> Exercise instructions
Your task is to filter the data below down to the lines holding "year".

-- START Data extract --

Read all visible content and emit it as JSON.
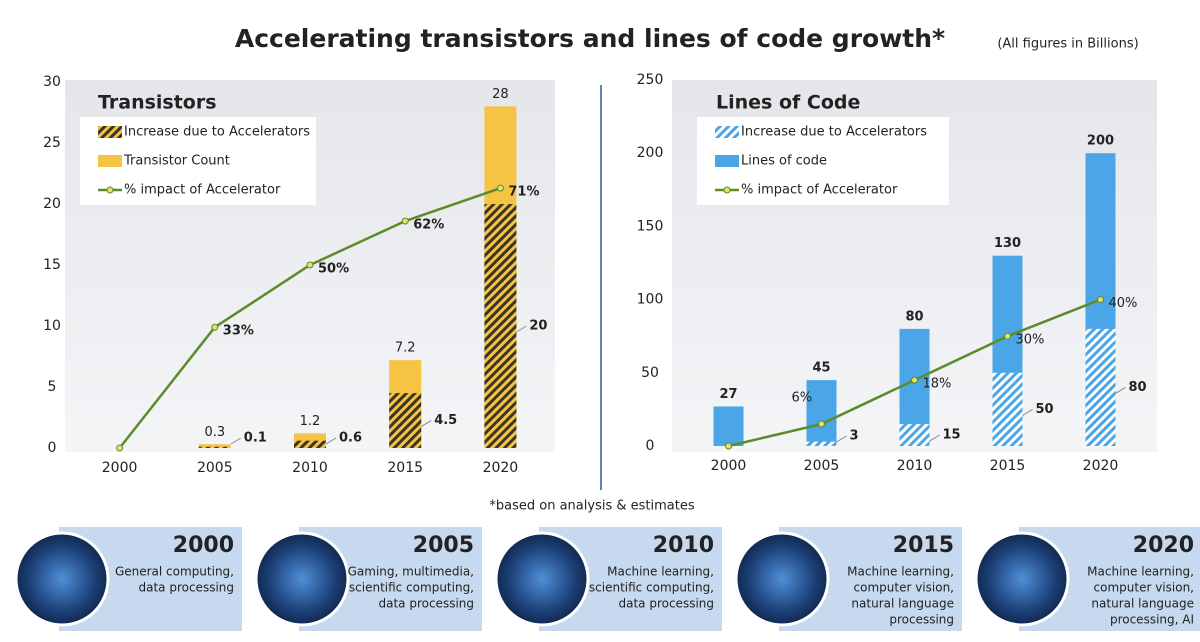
{
  "title": "Accelerating transistors and lines of code growth*",
  "note": "(All figures in Billions)",
  "footnote": "*based on analysis & estimates",
  "panels": [
    {
      "year": "2000",
      "lines": [
        "General computing,",
        "data processing"
      ]
    },
    {
      "year": "2005",
      "lines": [
        "Gaming, multimedia,",
        "scientific computing,",
        "data processing"
      ]
    },
    {
      "year": "2010",
      "lines": [
        "Machine learning,",
        "scientific computing,",
        "data processing"
      ]
    },
    {
      "year": "2015",
      "lines": [
        "Machine learning,",
        "computer vision,",
        "natural language",
        "processing"
      ]
    },
    {
      "year": "2020",
      "lines": [
        "Machine learning,",
        "computer vision,",
        "natural language",
        "processing, AI"
      ]
    }
  ],
  "chart_data": [
    {
      "type": "bar",
      "title": "Transistors",
      "categories": [
        "2000",
        "2005",
        "2010",
        "2015",
        "2020"
      ],
      "series": [
        {
          "name": "Increase due to Accelerators",
          "color": "#3b3524",
          "values": [
            null,
            0.1,
            0.6,
            4.5,
            20
          ]
        },
        {
          "name": "Transistor Count",
          "color": "#f6c445",
          "values": [
            null,
            0.3,
            1.2,
            7.2,
            28
          ]
        },
        {
          "name": "% impact of Accelerator",
          "type": "line",
          "axis": "y2",
          "color": "#5b8c2a",
          "values": [
            0,
            33,
            50,
            62,
            71
          ],
          "value_labels": [
            null,
            "33%",
            "50%",
            "62%",
            "71%"
          ]
        }
      ],
      "ylim": [
        0,
        30
      ],
      "yticks": [
        0,
        5,
        10,
        15,
        20,
        25,
        30
      ],
      "y2lim": [
        0,
        100
      ],
      "grid": false
    },
    {
      "type": "bar",
      "title": "Lines of Code",
      "categories": [
        "2000",
        "2005",
        "2010",
        "2015",
        "2020"
      ],
      "series": [
        {
          "name": "Increase due to Accelerators",
          "color": "#ffffff",
          "values": [
            null,
            3,
            15,
            50,
            80
          ]
        },
        {
          "name": "Lines of code",
          "color": "#4aa6e6",
          "values": [
            27,
            45,
            80,
            130,
            200
          ]
        },
        {
          "name": "% impact of Accelerator",
          "type": "line",
          "axis": "y2",
          "color": "#5b8c2a",
          "values": [
            0,
            6,
            18,
            30,
            40
          ],
          "value_labels": [
            null,
            "6%",
            "18%",
            "30%",
            "40%"
          ]
        }
      ],
      "ylim": [
        0,
        250
      ],
      "yticks": [
        0,
        50,
        100,
        150,
        200,
        250
      ],
      "y2lim": [
        0,
        100
      ],
      "grid": false
    }
  ]
}
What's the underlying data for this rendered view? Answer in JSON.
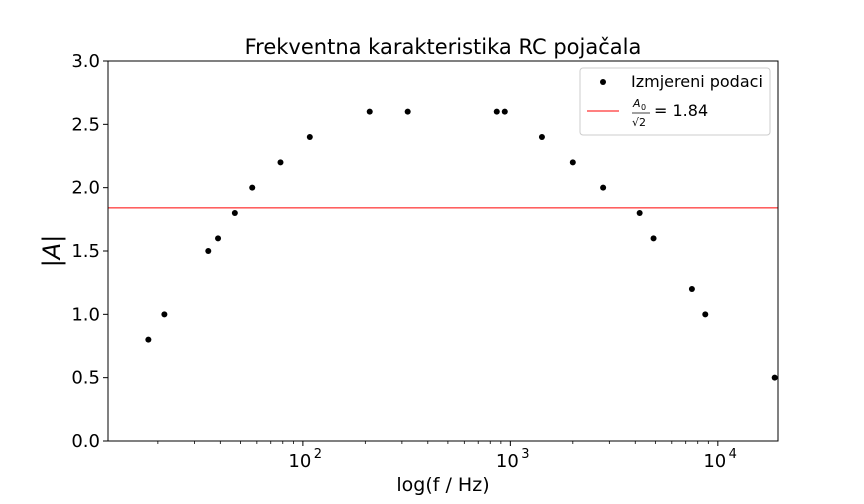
{
  "chart_data": {
    "type": "scatter",
    "title": "Frekventna karakteristika RC pojačala",
    "xlabel": "log(f / Hz)",
    "ylabel": "|A|",
    "xscale": "log",
    "xlim": [
      11.5,
      19500
    ],
    "ylim": [
      0,
      3.0
    ],
    "yticks": [
      0.0,
      0.5,
      1.0,
      1.5,
      2.0,
      2.5,
      3.0
    ],
    "ytick_labels": [
      "0.0",
      "0.5",
      "1.0",
      "1.5",
      "2.0",
      "2.5",
      "3.0"
    ],
    "xticks": [
      100,
      1000,
      10000
    ],
    "xtick_labels": [
      {
        "base": "10",
        "exp": "2"
      },
      {
        "base": "10",
        "exp": "3"
      },
      {
        "base": "10",
        "exp": "4"
      }
    ],
    "grid": false,
    "legend_position": "top-right",
    "series": [
      {
        "name": "Izmjereni podaci",
        "color": "#000000",
        "x": [
          18,
          21.5,
          35,
          39,
          47,
          57,
          78,
          108,
          210,
          320,
          860,
          940,
          1420,
          2000,
          2800,
          4200,
          4900,
          7500,
          8700,
          18800
        ],
        "y": [
          0.8,
          1.0,
          1.5,
          1.6,
          1.8,
          2.0,
          2.2,
          2.4,
          2.6,
          2.6,
          2.6,
          2.6,
          2.4,
          2.2,
          2.0,
          1.8,
          1.6,
          1.2,
          1.0,
          0.5
        ]
      }
    ],
    "reference_line": {
      "value": 1.84,
      "color": "#ff0000",
      "label_num_base": "A",
      "label_num_sub": "0",
      "label_den": "√2",
      "label_eq": "= 1.84"
    }
  }
}
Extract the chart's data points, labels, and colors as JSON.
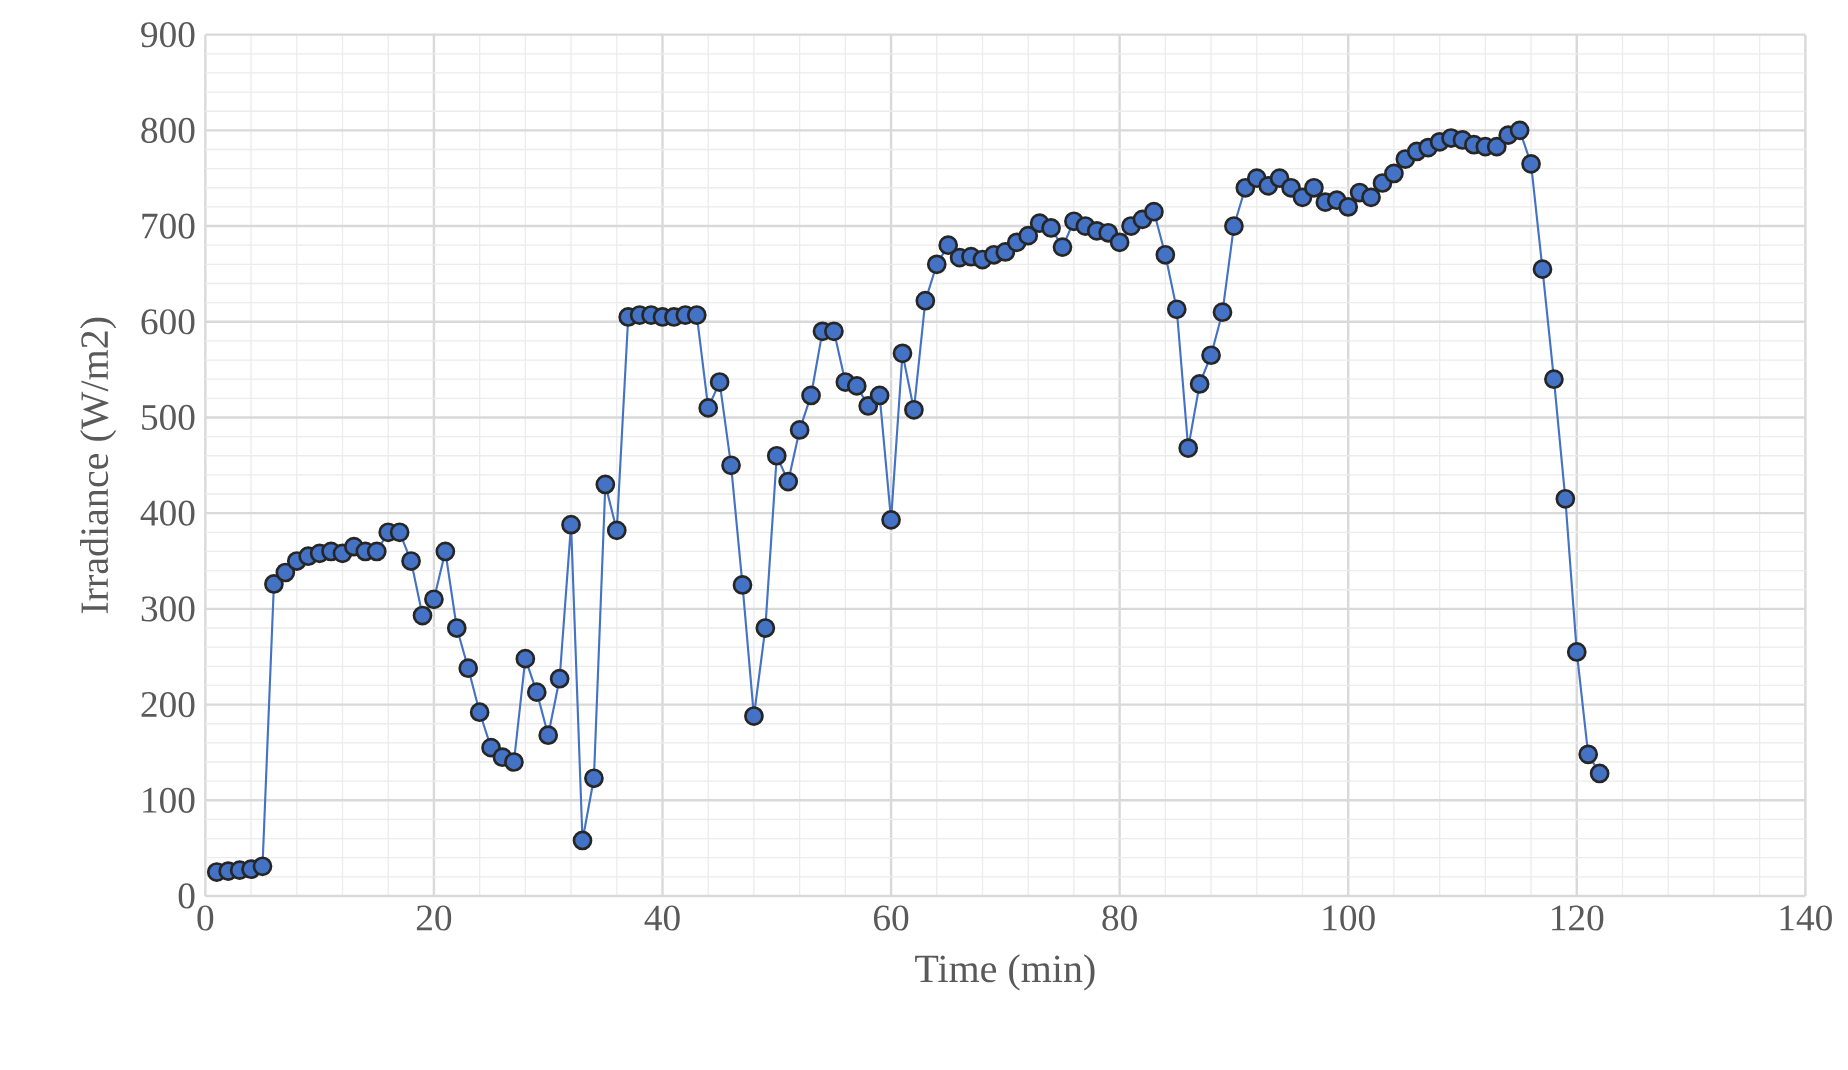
{
  "chart_data": {
    "type": "line",
    "xlabel": "Time (min)",
    "ylabel": "Irradiance (W/m2)",
    "x": [
      1,
      2,
      3,
      4,
      5,
      6,
      7,
      8,
      9,
      10,
      11,
      12,
      13,
      14,
      15,
      16,
      17,
      18,
      19,
      20,
      21,
      22,
      23,
      24,
      25,
      26,
      27,
      28,
      29,
      30,
      31,
      32,
      33,
      34,
      35,
      36,
      37,
      38,
      39,
      40,
      41,
      42,
      43,
      44,
      45,
      46,
      47,
      48,
      49,
      50,
      51,
      52,
      53,
      54,
      55,
      56,
      57,
      58,
      59,
      60,
      61,
      62,
      63,
      64,
      65,
      66,
      67,
      68,
      69,
      70,
      71,
      72,
      73,
      74,
      75,
      76,
      77,
      78,
      79,
      80,
      81,
      82,
      83,
      84,
      85,
      86,
      87,
      88,
      89,
      90,
      91,
      92,
      93,
      94,
      95,
      96,
      97,
      98,
      99,
      100,
      101,
      102,
      103,
      104,
      105,
      106,
      107,
      108,
      109,
      110,
      111,
      112,
      113,
      114,
      115,
      116,
      117,
      118,
      119,
      120,
      121,
      122
    ],
    "series": [
      {
        "color": "#4472c4",
        "values": [
          25,
          26,
          27,
          28,
          31,
          326,
          338,
          350,
          355,
          358,
          360,
          358,
          365,
          360,
          360,
          380,
          380,
          350,
          293,
          310,
          360,
          280,
          238,
          192,
          155,
          145,
          140,
          248,
          213,
          168,
          227,
          388,
          58,
          123,
          430,
          382,
          605,
          607,
          607,
          605,
          605,
          607,
          607,
          510,
          537,
          450,
          325,
          188,
          280,
          460,
          433,
          487,
          523,
          590,
          590,
          537,
          533,
          512,
          523,
          393,
          567,
          508,
          622,
          660,
          680,
          667,
          668,
          665,
          670,
          673,
          683,
          690,
          703,
          698,
          678,
          705,
          700,
          695,
          693,
          683,
          700,
          707,
          715,
          670,
          613,
          468,
          535,
          565,
          610,
          700,
          740,
          750,
          742,
          750,
          740,
          730,
          740,
          725,
          727,
          720,
          735,
          730,
          745,
          755,
          770,
          778,
          782,
          788,
          792,
          790,
          785,
          783,
          783,
          795,
          800,
          765,
          655,
          540,
          415,
          255,
          148,
          128
        ]
      }
    ],
    "xlim": [
      0,
      140
    ],
    "xticks": [
      0,
      20,
      40,
      60,
      80,
      100,
      120,
      140
    ],
    "ylim": [
      0,
      900
    ],
    "yticks": [
      0,
      100,
      200,
      300,
      400,
      500,
      600,
      700,
      800,
      900
    ],
    "grid": true,
    "marker": "circle",
    "line_style": "solid"
  }
}
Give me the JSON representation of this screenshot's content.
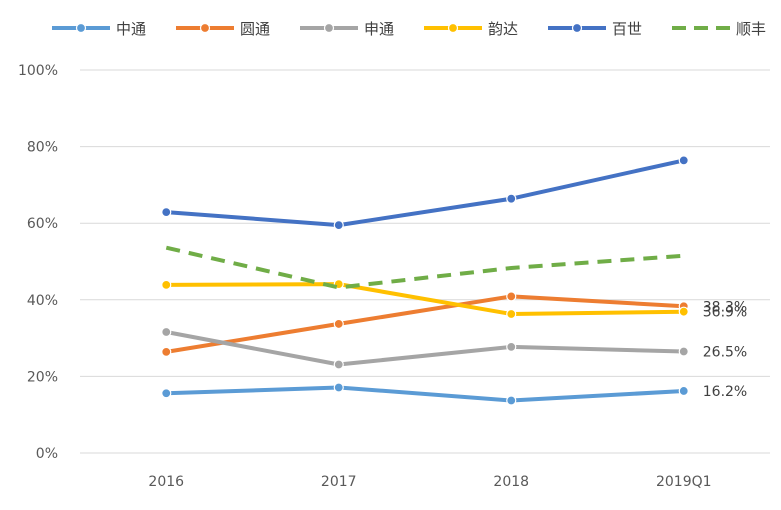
{
  "chart_data": {
    "type": "line",
    "title": "",
    "xlabel": "",
    "ylabel": "",
    "categories": [
      "2016",
      "2017",
      "2018",
      "2019Q1"
    ],
    "y_ticks": [
      "0%",
      "20%",
      "40%",
      "60%",
      "80%",
      "100%"
    ],
    "ylim": [
      0,
      100
    ],
    "grid": true,
    "legend_position": "top",
    "series": [
      {
        "name": "中通",
        "values": [
          15.6,
          17.1,
          13.7,
          16.2
        ],
        "color": "#5B9BD5",
        "dashed": false,
        "markers": true,
        "end_label": "16.2%"
      },
      {
        "name": "圆通",
        "values": [
          26.4,
          33.7,
          40.9,
          38.3
        ],
        "color": "#ED7D31",
        "dashed": false,
        "markers": true,
        "end_label": "38.3%"
      },
      {
        "name": "申通",
        "values": [
          31.6,
          23.1,
          27.7,
          26.5
        ],
        "color": "#A5A5A5",
        "dashed": false,
        "markers": true,
        "end_label": "26.5%"
      },
      {
        "name": "韵达",
        "values": [
          43.9,
          44.1,
          36.3,
          36.9
        ],
        "color": "#FFC000",
        "dashed": false,
        "markers": true,
        "end_label": "36.9%"
      },
      {
        "name": "百世",
        "values": [
          62.9,
          59.5,
          66.4,
          76.4
        ],
        "color": "#4472C4",
        "dashed": false,
        "markers": true,
        "end_label": ""
      },
      {
        "name": "顺丰",
        "values": [
          53.6,
          43.2,
          48.3,
          51.5
        ],
        "color": "#70AD47",
        "dashed": true,
        "markers": false,
        "end_label": ""
      }
    ]
  }
}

-- END Data extract --

> Result of the task
      "year": "2000",
      "year": "2005",
      "year": "2010",
      "year": "2015",
      "year": "2020",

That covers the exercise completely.